● STATED TASK
Locate the lines where "color" occurs and copy them as they stand.

[Data entries]
━━━━━━━━━━━━━━━━
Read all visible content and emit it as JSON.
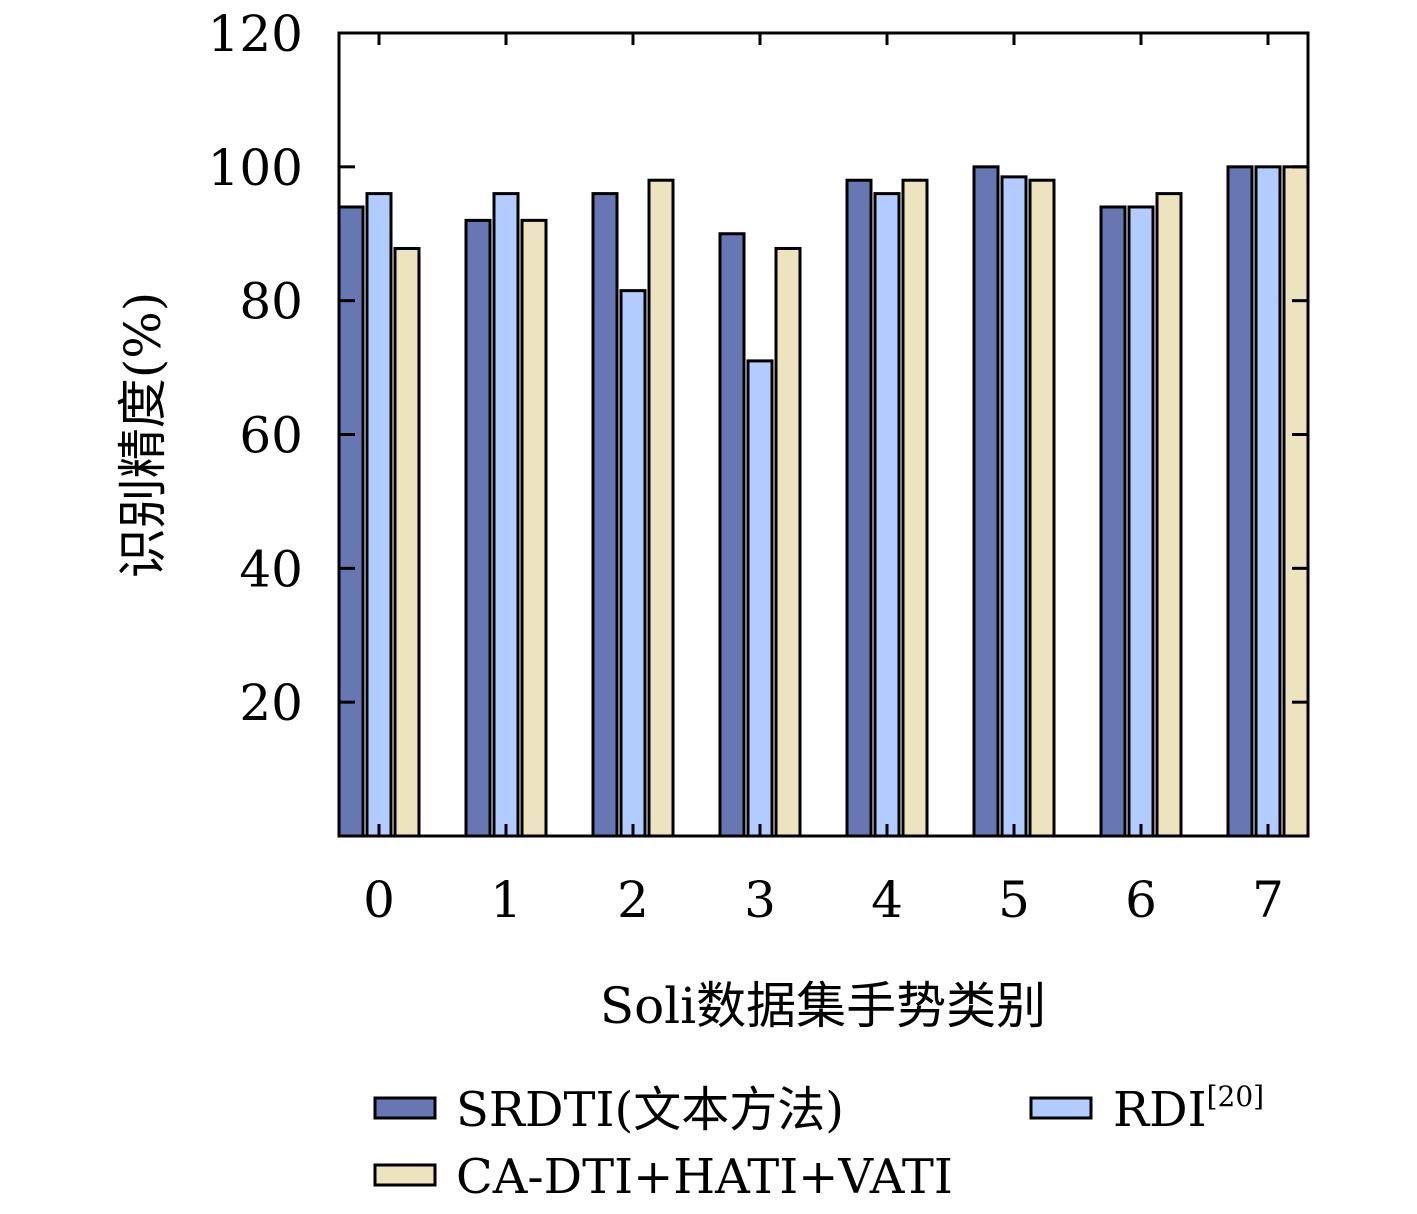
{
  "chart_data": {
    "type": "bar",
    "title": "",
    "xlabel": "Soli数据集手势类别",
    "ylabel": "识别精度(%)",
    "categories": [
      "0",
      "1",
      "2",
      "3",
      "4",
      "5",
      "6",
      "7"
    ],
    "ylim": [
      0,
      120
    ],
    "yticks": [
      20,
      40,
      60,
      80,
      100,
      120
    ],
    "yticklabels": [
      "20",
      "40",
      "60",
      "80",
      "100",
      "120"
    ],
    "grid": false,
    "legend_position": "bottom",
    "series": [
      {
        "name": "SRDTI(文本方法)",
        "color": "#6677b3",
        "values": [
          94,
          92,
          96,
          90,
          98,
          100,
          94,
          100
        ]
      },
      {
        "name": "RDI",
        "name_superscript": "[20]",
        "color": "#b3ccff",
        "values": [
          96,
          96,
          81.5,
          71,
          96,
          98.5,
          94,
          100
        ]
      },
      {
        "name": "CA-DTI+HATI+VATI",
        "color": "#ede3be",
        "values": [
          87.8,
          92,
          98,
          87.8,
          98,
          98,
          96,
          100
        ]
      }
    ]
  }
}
━━━━━━━━━━━━━━━━
● EXERCISE OUTPUT
        "color": "#6677b3",
        "color": "#b3ccff",
        "color": "#ede3be",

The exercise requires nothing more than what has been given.